Problem details: Below is a listing; reproduce each line of it exactly.

##### Given data #####

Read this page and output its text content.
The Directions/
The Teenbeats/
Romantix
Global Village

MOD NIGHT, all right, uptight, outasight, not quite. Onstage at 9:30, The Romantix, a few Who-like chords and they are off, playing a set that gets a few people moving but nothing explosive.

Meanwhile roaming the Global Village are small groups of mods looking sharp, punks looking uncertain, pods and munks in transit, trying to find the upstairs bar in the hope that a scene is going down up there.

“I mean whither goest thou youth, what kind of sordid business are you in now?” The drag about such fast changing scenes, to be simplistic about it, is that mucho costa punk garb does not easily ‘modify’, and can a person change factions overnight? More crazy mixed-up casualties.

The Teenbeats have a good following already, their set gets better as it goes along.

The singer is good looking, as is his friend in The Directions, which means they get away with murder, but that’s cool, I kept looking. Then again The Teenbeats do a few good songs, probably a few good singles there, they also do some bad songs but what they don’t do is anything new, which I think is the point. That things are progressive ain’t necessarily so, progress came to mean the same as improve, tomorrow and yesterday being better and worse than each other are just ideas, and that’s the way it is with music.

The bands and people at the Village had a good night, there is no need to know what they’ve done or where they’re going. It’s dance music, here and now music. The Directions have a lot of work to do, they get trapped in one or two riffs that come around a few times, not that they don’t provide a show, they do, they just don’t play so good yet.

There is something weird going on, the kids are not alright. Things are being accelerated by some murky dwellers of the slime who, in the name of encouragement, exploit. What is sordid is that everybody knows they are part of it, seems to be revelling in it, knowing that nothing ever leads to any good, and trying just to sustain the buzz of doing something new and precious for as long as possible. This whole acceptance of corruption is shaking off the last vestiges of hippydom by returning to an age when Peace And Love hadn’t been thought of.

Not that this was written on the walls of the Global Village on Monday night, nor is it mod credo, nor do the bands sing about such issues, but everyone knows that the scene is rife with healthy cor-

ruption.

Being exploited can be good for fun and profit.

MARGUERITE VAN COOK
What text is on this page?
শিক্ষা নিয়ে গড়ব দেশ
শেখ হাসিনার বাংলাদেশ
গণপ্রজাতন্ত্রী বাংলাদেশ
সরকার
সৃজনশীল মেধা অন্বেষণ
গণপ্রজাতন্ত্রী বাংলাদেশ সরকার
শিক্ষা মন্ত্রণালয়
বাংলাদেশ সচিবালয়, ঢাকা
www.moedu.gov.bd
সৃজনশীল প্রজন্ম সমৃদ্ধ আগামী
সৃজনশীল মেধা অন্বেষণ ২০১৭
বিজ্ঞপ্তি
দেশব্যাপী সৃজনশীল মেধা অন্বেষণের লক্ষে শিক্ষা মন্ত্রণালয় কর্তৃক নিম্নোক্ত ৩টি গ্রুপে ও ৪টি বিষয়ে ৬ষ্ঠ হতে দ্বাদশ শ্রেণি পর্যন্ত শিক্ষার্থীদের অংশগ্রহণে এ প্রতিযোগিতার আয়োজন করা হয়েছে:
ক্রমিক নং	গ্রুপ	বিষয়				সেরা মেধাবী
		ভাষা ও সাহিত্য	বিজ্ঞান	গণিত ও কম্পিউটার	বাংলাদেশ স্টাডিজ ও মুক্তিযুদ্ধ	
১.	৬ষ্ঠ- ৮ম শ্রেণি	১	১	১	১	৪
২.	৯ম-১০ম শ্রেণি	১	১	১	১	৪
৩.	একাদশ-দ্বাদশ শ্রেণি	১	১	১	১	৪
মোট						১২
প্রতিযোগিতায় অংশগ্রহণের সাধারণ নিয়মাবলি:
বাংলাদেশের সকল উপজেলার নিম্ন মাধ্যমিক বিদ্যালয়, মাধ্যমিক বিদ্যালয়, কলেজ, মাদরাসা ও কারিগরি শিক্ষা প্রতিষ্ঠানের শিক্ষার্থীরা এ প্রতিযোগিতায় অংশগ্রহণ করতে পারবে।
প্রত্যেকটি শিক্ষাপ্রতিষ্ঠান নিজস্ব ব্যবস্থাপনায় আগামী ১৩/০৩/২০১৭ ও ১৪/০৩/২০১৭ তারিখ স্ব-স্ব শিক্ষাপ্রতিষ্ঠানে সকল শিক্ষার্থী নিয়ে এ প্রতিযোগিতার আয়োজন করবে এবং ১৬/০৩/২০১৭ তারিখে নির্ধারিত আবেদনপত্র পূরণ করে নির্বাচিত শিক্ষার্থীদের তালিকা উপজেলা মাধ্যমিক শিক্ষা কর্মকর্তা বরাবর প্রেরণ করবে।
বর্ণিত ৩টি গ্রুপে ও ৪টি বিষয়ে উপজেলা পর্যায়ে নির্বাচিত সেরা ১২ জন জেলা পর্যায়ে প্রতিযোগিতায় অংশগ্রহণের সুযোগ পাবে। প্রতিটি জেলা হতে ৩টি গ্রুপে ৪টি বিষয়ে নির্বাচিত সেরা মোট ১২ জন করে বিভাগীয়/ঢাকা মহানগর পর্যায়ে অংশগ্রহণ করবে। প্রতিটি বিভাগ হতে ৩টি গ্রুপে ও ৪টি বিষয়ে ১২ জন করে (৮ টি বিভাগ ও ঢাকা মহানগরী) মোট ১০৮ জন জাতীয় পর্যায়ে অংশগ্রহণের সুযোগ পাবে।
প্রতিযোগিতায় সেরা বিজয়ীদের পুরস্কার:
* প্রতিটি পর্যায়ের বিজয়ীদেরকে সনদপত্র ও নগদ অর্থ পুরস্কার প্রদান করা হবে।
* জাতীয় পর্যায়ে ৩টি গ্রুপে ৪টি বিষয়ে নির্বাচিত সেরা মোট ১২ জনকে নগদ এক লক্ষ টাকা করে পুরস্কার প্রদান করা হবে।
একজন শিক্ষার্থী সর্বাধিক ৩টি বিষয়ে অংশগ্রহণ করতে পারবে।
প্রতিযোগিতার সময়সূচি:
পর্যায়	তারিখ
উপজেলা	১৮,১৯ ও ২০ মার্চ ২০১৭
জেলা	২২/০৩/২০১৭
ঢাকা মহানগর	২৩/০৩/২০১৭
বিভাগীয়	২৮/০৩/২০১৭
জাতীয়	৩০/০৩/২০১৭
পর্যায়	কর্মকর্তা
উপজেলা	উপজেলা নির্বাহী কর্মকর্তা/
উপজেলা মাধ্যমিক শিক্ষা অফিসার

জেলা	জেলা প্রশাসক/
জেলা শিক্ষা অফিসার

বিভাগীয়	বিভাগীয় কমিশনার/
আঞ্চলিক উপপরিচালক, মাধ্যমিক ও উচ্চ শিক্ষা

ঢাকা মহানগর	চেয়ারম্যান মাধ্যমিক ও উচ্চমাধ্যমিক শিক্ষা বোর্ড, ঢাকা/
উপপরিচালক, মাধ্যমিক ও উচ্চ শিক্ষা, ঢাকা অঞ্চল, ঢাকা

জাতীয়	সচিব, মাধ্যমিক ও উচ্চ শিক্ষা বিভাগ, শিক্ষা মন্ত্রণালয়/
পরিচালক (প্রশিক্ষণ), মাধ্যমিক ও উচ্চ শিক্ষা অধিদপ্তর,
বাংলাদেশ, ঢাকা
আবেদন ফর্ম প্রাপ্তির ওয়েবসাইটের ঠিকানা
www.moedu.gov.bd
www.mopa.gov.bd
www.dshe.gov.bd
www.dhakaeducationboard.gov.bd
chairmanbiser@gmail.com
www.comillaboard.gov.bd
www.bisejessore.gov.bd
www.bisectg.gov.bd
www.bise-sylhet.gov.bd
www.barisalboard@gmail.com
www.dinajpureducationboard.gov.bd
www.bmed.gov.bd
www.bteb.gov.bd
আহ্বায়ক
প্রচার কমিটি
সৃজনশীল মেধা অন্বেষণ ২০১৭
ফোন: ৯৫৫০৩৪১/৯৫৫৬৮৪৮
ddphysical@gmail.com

#####

Exercise output:
Read this page and output its text content.
The Directions/
The Teenbeats/
Romantix
Global Village

MOD NIGHT, all right, uptight, outasight, not quite. Onstage at 9:30, The Romantix, a few Who-like chords and they are off, playing a set that gets a few people moving but nothing explosive.

Meanwhile roaming the Global Village are small groups of mods looking sharp, punks looking uncertain, pods and munks in transit, trying to find the upstairs bar in the hope that a scene is going down up there.

“I mean whither goest thou youth, what kind of sordid business are you in now?” The drag about such fast changing scenes, to be simplistic about it, is that mucho costa punk garb does not easily ‘modify’, and can a person change factions overnight? More crazy mixed-up casualties.

The Teenbeats have a good following already, their set gets better as it goes along.

The singer is good looking, as is his friend in The Directions, which means they get away with murder, but that’s cool, I kept looking. Then again The Teenbeats do a few good songs, probably a few good singles there, they also do some bad songs but what they don’t do is anything new, which I think is the point. That things are progressive ain’t necessarily so, progress came to mean the same as improve, tomorrow and yesterday being better and worse than each other are just ideas, and that’s the way it is with music.

The bands and people at the Village had a good night, there is no need to know what they’ve done or where they’re going. It’s dance music, here and now music. The Directions have a lot of work to do, they get trapped in one or two riffs that come around a few times, not that they don’t provide a show, they do, they just don’t play so good yet.

There is something weird going on, the kids are not alright. Things are being accelerated by some murky dwellers of the slime who, in the name of encouragement, exploit. What is sordid is that everybody knows they are part of it, seems to be revelling in it, knowing that nothing ever leads to any good, and trying just to sustain the buzz of doing something new and precious for as long as possible. This whole acceptance of corruption is shaking off the last vestiges of hippydom by returning to an age when Peace And Love hadn’t been thought of.

Not that this was written on the walls of the Global Village on Monday night, nor is it mod credo, nor do the bands sing about such issues, but everyone knows that the scene is rife with healthy cor-

ruption.

Being exploited can be good for fun and profit.

MARGUERITE VAN COOK
What text is on this page?
শিক্ষা নিয়ে গড়ব দেশ
শেখ হাসিনার বাংলাদেশ
গণপ্রজাতন্ত্রী বাংলাদেশ
সরকার
সৃজনশীল মেধা অন্বেষণ
গণপ্রজাতন্ত্রী বাংলাদেশ সরকার
শিক্ষা মন্ত্রণালয়
বাংলাদেশ সচিবালয়, ঢাকা
www.moedu.gov.bd
সৃজনশীল প্রজন্ম সমৃদ্ধ আগামী
সৃজনশীল মেধা অন্বেষণ ২০১৭
বিজ্ঞপ্তি
দেশব্যাপী সৃজনশীল মেধা অন্বেষণের লক্ষে শিক্ষা মন্ত্রণালয় কর্তৃক নিম্নোক্ত ৩টি গ্রুপে ও ৪টি বিষয়ে ৬ষ্ঠ হতে দ্বাদশ শ্রেণি পর্যন্ত শিক্ষার্থীদের অংশগ্রহণে এ প্রতিযোগিতার আয়োজন করা হয়েছে:
ক্রমিক নং	গ্রুপ	বিষয়				সেরা মেধাবী
		ভাষা ও সাহিত্য	বিজ্ঞান	গণিত ও কম্পিউটার	বাংলাদেশ স্টাডিজ ও মুক্তিযুদ্ধ	
১.	৬ষ্ঠ- ৮ম শ্রেণি	১	১	১	১	৪
২.	৯ম-১০ম শ্রেণি	১	১	১	১	৪
৩.	একাদশ-দ্বাদশ শ্রেণি	১	১	১	১	৪
মোট						১২
প্রতিযোগিতায় অংশগ্রহণের সাধারণ নিয়মাবলি:
বাংলাদেশের সকল উপজেলার নিম্ন মাধ্যমিক বিদ্যালয়, মাধ্যমিক বিদ্যালয়, কলেজ, মাদরাসা ও কারিগরি শিক্ষা প্রতিষ্ঠানের শিক্ষার্থীরা এ প্রতিযোগিতায় অংশগ্রহণ করতে পারবে।
প্রত্যেকটি শিক্ষাপ্রতিষ্ঠান নিজস্ব ব্যবস্থাপনায় আগামী ১৩/০৩/২০১৭ ও ১৪/০৩/২০১৭ তারিখ স্ব-স্ব শিক্ষাপ্রতিষ্ঠানে সকল শিক্ষার্থী নিয়ে এ প্রতিযোগিতার আয়োজন করবে এবং ১৬/০৩/২০১৭ তারিখে নির্ধারিত আবেদনপত্র পূরণ করে নির্বাচিত শিক্ষার্থীদের তালিকা উপজেলা মাধ্যমিক শিক্ষা কর্মকর্তা বরাবর প্রেরণ করবে।
বর্ণিত ৩টি গ্রুপে ও ৪টি বিষয়ে উপজেলা পর্যায়ে নির্বাচিত সেরা ১২ জন জেলা পর্যায়ে প্রতিযোগিতায় অংশগ্রহণের সুযোগ পাবে। প্রতিটি জেলা হতে ৩টি গ্রুপে ৪টি বিষয়ে নির্বাচিত সেরা মোট ১২ জন করে বিভাগীয়/ঢাকা মহানগর পর্যায়ে অংশগ্রহণ করবে। প্রতিটি বিভাগ হতে ৩টি গ্রুপে ও ৪টি বিষয়ে ১২ জন করে (৮ টি বিভাগ ও ঢাকা মহানগরী) মোট ১০৮ জন জাতীয় পর্যায়ে অংশগ্রহণের সুযোগ পাবে।
প্রতিযোগিতায় সেরা বিজয়ীদের পুরস্কার:
* প্রতিটি পর্যায়ের বিজয়ীদেরকে সনদপত্র ও নগদ অর্থ পুরস্কার প্রদান করা হবে।
* জাতীয় পর্যায়ে ৩টি গ্রুপে ৪টি বিষয়ে নির্বাচিত সেরা মোট ১২ জনকে নগদ এক লক্ষ টাকা করে পুরস্কার প্রদান করা হবে।
একজন শিক্ষার্থী সর্বাধিক ৩টি বিষয়ে অংশগ্রহণ করতে পারবে।
প্রতিযোগিতার সময়সূচি:
পর্যায়	তারিখ
উপজেলা	১৮,১৯ ও ২০ মার্চ ২০১৭
জেলা	২২/০৩/২০১৭
ঢাকা মহানগর	২৩/০৩/২০১৭
বিভাগীয়	২৮/০৩/২০১৭
জাতীয়	৩০/০৩/২০১৭
পর্যায়	কর্মকর্তা
উপজেলা	উপজেলা নির্বাহী কর্মকর্তা/
উপজেলা মাধ্যমিক শিক্ষা অফিসার

জেলা	জেলা প্রশাসক/
জেলা শিক্ষা অফিসার

বিভাগীয়	বিভাগীয় কমিশনার/
আঞ্চলিক উপপরিচালক, মাধ্যমিক ও উচ্চ শিক্ষা

ঢাকা মহানগর	চেয়ারম্যান মাধ্যমিক ও উচ্চমাধ্যমিক শিক্ষা বোর্ড, ঢাকা/
উপপরিচালক, মাধ্যমিক ও উচ্চ শিক্ষা, ঢাকা অঞ্চল, ঢাকা

জাতীয়	সচিব, মাধ্যমিক ও উচ্চ শিক্ষা বিভাগ, শিক্ষা মন্ত্রণালয়/
পরিচালক (প্রশিক্ষণ), মাধ্যমিক ও উচ্চ শিক্ষা অধিদপ্তর,
বাংলাদেশ, ঢাকা
আবেদন ফর্ম প্রাপ্তির ওয়েবসাইটের ঠিকানা
www.moedu.gov.bd
www.mopa.gov.bd
www.dshe.gov.bd
www.dhakaeducationboard.gov.bd
chairmanbiser@gmail.com
www.comillaboard.gov.bd
www.bisejessore.gov.bd
www.bisectg.gov.bd
www.bise-sylhet.gov.bd
www.barisalboard@gmail.com
www.dinajpureducationboard.gov.bd
www.bmed.gov.bd
www.bteb.gov.bd
আহ্বায়ক
প্রচার কমিটি
সৃজনশীল মেধা অন্বেষণ ২০১৭
ফোন: ৯৫৫০৩৪১/৯৫৫৬৮৪৮
ddphysical@gmail.com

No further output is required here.